The request >> Under this task are some entries; return every one of them exactly.

Provided records >>
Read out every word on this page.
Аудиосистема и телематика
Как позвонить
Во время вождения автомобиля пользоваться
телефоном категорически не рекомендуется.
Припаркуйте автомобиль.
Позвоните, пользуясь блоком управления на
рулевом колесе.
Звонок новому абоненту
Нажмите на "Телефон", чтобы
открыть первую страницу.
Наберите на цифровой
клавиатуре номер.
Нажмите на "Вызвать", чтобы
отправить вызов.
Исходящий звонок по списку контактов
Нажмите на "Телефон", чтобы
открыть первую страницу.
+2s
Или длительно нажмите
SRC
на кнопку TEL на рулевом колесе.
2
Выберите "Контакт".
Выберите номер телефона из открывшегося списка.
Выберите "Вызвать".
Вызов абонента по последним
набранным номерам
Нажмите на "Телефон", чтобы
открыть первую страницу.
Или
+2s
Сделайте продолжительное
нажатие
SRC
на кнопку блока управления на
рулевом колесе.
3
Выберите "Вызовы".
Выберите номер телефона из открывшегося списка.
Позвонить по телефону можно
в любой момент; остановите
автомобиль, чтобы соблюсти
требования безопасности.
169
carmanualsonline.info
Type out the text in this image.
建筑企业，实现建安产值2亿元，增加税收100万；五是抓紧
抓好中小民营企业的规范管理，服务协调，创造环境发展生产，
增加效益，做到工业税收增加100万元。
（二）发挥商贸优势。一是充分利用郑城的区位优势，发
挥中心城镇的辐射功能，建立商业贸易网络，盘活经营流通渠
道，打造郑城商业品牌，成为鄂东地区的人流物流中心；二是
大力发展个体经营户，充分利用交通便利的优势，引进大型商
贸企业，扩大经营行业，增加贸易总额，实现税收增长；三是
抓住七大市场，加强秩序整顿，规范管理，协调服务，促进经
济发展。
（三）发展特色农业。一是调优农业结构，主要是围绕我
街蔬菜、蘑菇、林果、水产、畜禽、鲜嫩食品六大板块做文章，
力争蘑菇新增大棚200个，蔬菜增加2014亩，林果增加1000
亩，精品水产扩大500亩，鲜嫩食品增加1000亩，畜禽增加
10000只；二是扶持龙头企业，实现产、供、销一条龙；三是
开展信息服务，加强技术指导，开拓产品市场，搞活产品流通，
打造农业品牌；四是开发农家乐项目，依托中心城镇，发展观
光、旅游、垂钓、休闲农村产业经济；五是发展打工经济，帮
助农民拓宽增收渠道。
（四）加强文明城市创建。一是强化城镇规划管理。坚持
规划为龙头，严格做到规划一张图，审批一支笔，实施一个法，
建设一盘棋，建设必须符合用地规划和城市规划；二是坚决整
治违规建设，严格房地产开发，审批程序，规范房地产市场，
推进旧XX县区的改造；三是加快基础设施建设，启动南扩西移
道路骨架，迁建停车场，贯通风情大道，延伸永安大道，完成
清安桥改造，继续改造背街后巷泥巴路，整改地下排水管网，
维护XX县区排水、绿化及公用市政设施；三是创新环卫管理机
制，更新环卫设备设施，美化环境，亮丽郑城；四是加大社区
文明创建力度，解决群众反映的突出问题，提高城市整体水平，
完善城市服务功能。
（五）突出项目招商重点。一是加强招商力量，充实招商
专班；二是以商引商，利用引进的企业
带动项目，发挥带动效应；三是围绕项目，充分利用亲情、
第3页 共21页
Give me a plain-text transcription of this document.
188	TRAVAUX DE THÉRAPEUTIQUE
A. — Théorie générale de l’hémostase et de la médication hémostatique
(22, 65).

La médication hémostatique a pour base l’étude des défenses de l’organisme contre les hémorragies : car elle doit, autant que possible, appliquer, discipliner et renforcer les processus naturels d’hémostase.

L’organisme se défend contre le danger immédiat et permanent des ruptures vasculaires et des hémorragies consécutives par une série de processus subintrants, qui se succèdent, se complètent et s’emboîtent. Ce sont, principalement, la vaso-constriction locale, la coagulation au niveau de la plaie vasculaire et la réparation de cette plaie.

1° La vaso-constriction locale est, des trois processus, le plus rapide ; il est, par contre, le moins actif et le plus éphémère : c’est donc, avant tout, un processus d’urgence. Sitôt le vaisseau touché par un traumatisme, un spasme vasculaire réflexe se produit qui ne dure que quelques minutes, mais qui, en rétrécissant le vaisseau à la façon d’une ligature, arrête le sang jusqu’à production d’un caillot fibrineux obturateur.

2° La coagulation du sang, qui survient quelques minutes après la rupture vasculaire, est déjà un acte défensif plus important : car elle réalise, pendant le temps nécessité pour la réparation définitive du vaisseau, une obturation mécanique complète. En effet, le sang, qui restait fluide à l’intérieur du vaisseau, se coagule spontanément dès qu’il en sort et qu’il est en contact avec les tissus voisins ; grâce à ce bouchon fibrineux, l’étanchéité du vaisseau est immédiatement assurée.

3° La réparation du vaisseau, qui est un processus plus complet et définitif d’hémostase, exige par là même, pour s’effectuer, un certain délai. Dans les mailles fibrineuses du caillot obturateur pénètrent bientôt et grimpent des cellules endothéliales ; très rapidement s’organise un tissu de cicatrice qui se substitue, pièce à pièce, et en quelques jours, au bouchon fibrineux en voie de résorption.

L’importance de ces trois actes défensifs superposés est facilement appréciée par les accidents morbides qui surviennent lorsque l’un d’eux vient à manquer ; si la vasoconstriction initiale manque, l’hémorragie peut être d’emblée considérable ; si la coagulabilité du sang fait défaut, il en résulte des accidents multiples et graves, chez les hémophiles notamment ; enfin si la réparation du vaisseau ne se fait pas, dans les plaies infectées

Finished task >>
Read out every word on this page.
Аудиосистема и телематика
Как позвонить
Во время вождения автомобиля пользоваться
телефоном категорически не рекомендуется.
Припаркуйте автомобиль.
Позвоните, пользуясь блоком управления на
рулевом колесе.
Звонок новому абоненту
Нажмите на "Телефон", чтобы
открыть первую страницу.
Наберите на цифровой
клавиатуре номер.
Нажмите на "Вызвать", чтобы
отправить вызов.
Исходящий звонок по списку контактов
Нажмите на "Телефон", чтобы
открыть первую страницу.
+2s
Или длительно нажмите
SRC
на кнопку TEL на рулевом колесе.
2
Выберите "Контакт".
Выберите номер телефона из открывшегося списка.
Выберите "Вызвать".
Вызов абонента по последним
набранным номерам
Нажмите на "Телефон", чтобы
открыть первую страницу.
Или
+2s
Сделайте продолжительное
нажатие
SRC
на кнопку блока управления на
рулевом колесе.
3
Выберите "Вызовы".
Выберите номер телефона из открывшегося списка.
Позвонить по телефону можно
в любой момент; остановите
автомобиль, чтобы соблюсти
требования безопасности.
169
carmanualsonline.info
Type out the text in this image.
建筑企业，实现建安产值2亿元，增加税收100万；五是抓紧
抓好中小民营企业的规范管理，服务协调，创造环境发展生产，
增加效益，做到工业税收增加100万元。
（二）发挥商贸优势。一是充分利用郑城的区位优势，发
挥中心城镇的辐射功能，建立商业贸易网络，盘活经营流通渠
道，打造郑城商业品牌，成为鄂东地区的人流物流中心；二是
大力发展个体经营户，充分利用交通便利的优势，引进大型商
贸企业，扩大经营行业，增加贸易总额，实现税收增长；三是
抓住七大市场，加强秩序整顿，规范管理，协调服务，促进经
济发展。
（三）发展特色农业。一是调优农业结构，主要是围绕我
街蔬菜、蘑菇、林果、水产、畜禽、鲜嫩食品六大板块做文章，
力争蘑菇新增大棚200个，蔬菜增加2014亩，林果增加1000
亩，精品水产扩大500亩，鲜嫩食品增加1000亩，畜禽增加
10000只；二是扶持龙头企业，实现产、供、销一条龙；三是
开展信息服务，加强技术指导，开拓产品市场，搞活产品流通，
打造农业品牌；四是开发农家乐项目，依托中心城镇，发展观
光、旅游、垂钓、休闲农村产业经济；五是发展打工经济，帮
助农民拓宽增收渠道。
（四）加强文明城市创建。一是强化城镇规划管理。坚持
规划为龙头，严格做到规划一张图，审批一支笔，实施一个法，
建设一盘棋，建设必须符合用地规划和城市规划；二是坚决整
治违规建设，严格房地产开发，审批程序，规范房地产市场，
推进旧XX县区的改造；三是加快基础设施建设，启动南扩西移
道路骨架，迁建停车场，贯通风情大道，延伸永安大道，完成
清安桥改造，继续改造背街后巷泥巴路，整改地下排水管网，
维护XX县区排水、绿化及公用市政设施；三是创新环卫管理机
制，更新环卫设备设施，美化环境，亮丽郑城；四是加大社区
文明创建力度，解决群众反映的突出问题，提高城市整体水平，
完善城市服务功能。
（五）突出项目招商重点。一是加强招商力量，充实招商
专班；二是以商引商，利用引进的企业
带动项目，发挥带动效应；三是围绕项目，充分利用亲情、
第3页 共21页
Give me a plain-text transcription of this document.
188	TRAVAUX DE THÉRAPEUTIQUE
A. — Théorie générale de l’hémostase et de la médication hémostatique
(22, 65).

La médication hémostatique a pour base l’étude des défenses de l’organisme contre les hémorragies : car elle doit, autant que possible, appliquer, discipliner et renforcer les processus naturels d’hémostase.

L’organisme se défend contre le danger immédiat et permanent des ruptures vasculaires et des hémorragies consécutives par une série de processus subintrants, qui se succèdent, se complètent et s’emboîtent. Ce sont, principalement, la vaso-constriction locale, la coagulation au niveau de la plaie vasculaire et la réparation de cette plaie.

1° La vaso-constriction locale est, des trois processus, le plus rapide ; il est, par contre, le moins actif et le plus éphémère : c’est donc, avant tout, un processus d’urgence. Sitôt le vaisseau touché par un traumatisme, un spasme vasculaire réflexe se produit qui ne dure que quelques minutes, mais qui, en rétrécissant le vaisseau à la façon d’une ligature, arrête le sang jusqu’à production d’un caillot fibrineux obturateur.

2° La coagulation du sang, qui survient quelques minutes après la rupture vasculaire, est déjà un acte défensif plus important : car elle réalise, pendant le temps nécessité pour la réparation définitive du vaisseau, une obturation mécanique complète. En effet, le sang, qui restait fluide à l’intérieur du vaisseau, se coagule spontanément dès qu’il en sort et qu’il est en contact avec les tissus voisins ; grâce à ce bouchon fibrineux, l’étanchéité du vaisseau est immédiatement assurée.

3° La réparation du vaisseau, qui est un processus plus complet et définitif d’hémostase, exige par là même, pour s’effectuer, un certain délai. Dans les mailles fibrineuses du caillot obturateur pénètrent bientôt et grimpent des cellules endothéliales ; très rapidement s’organise un tissu de cicatrice qui se substitue, pièce à pièce, et en quelques jours, au bouchon fibrineux en voie de résorption.

L’importance de ces trois actes défensifs superposés est facilement appréciée par les accidents morbides qui surviennent lorsque l’un d’eux vient à manquer ; si la vasoconstriction initiale manque, l’hémorragie peut être d’emblée considérable ; si la coagulabilité du sang fait défaut, il en résulte des accidents multiples et graves, chez les hémophiles notamment ; enfin si la réparation du vaisseau ne se fait pas, dans les plaies infectées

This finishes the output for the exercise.